Set problem:
Look through the listing and locate every line containing the word "label"; copy those lines.

[Stored data]
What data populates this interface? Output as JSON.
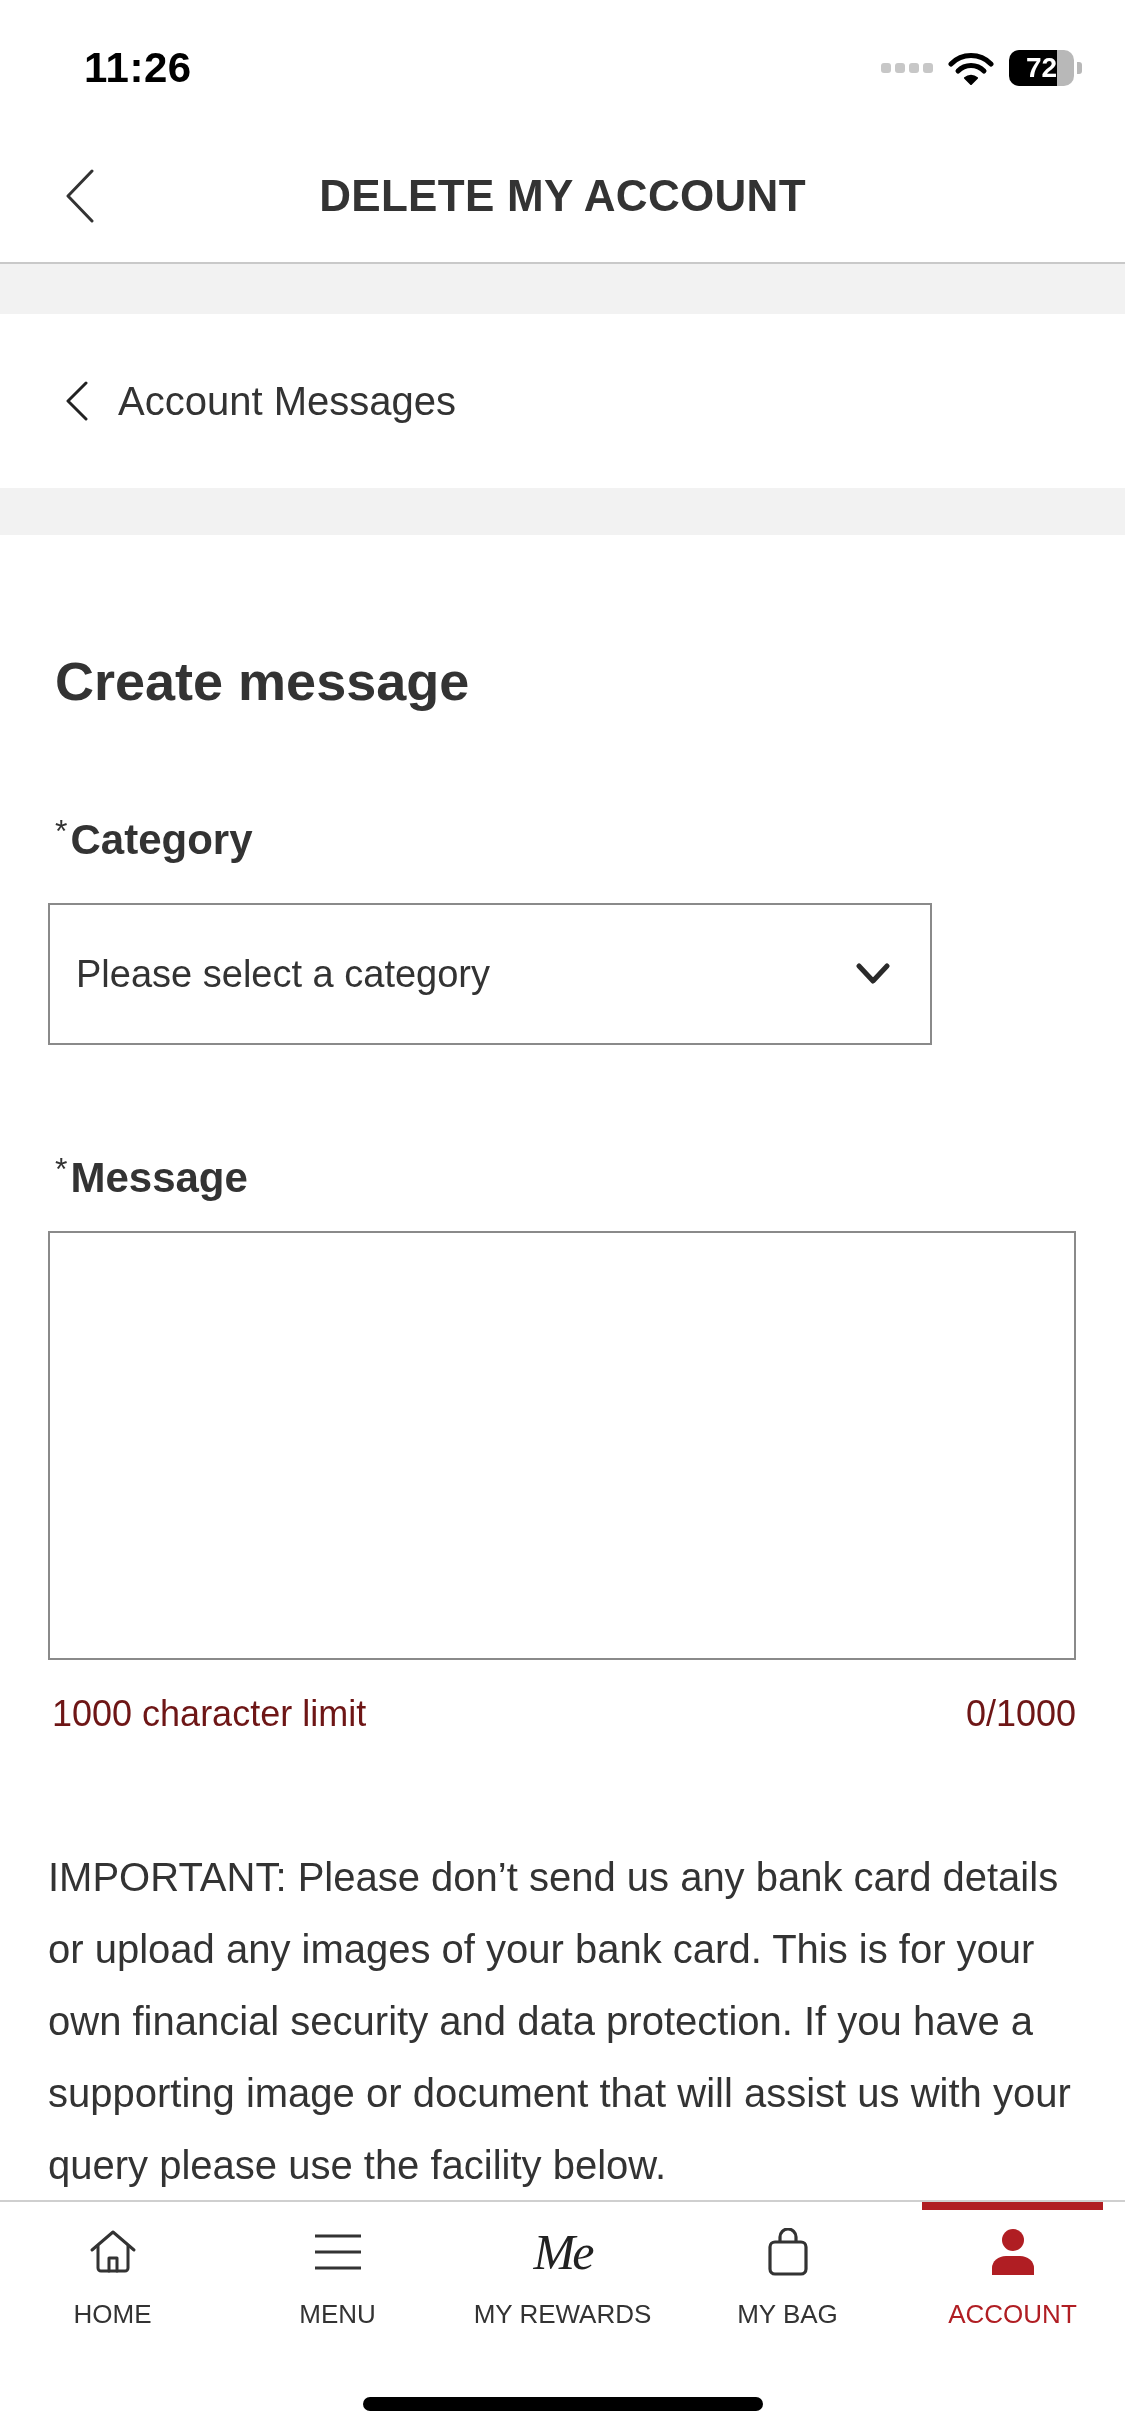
{
  "status_bar": {
    "time": "11:26",
    "battery": "72"
  },
  "header": {
    "title": "DELETE MY ACCOUNT"
  },
  "breadcrumb": {
    "label": "Account Messages"
  },
  "form": {
    "title": "Create message",
    "category": {
      "label": "$^{*}$Category",
      "placeholder": "Please select a category"
    },
    "message": {
      "label": "$^{*}$Message",
      "hint": "1000 character limit",
      "counter": "0/1000"
    },
    "notice": "IMPORTANT: Please don’t send us any bank card details or upload any images of your bank card. This is for your own financial security and data protection. If you have a supporting image or document that will assist us with your query please use the facility below."
  },
  "bottom_nav": [
    {
      "kind": "home",
      "label": "HOME",
      "selected": false
    },
    {
      "kind": "menu",
      "label": "MENU",
      "selected": false
    },
    {
      "kind": "logo",
      "logo": "Me",
      "label": "MY REWARDS",
      "selected": false
    },
    {
      "kind": "bag",
      "label": "MY BAG",
      "selected": false
    },
    {
      "kind": "person",
      "label": "ACCOUNT",
      "selected": true
    }
  ]
}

Exercise answer:
    "label": "Account Messages"
      "label": "$^{*}$Category",
      "label": "$^{*}$Message",
      "label": "HOME",
      "label": "MENU",
      "label": "MY REWARDS",
      "label": "MY BAG",
      "label": "ACCOUNT",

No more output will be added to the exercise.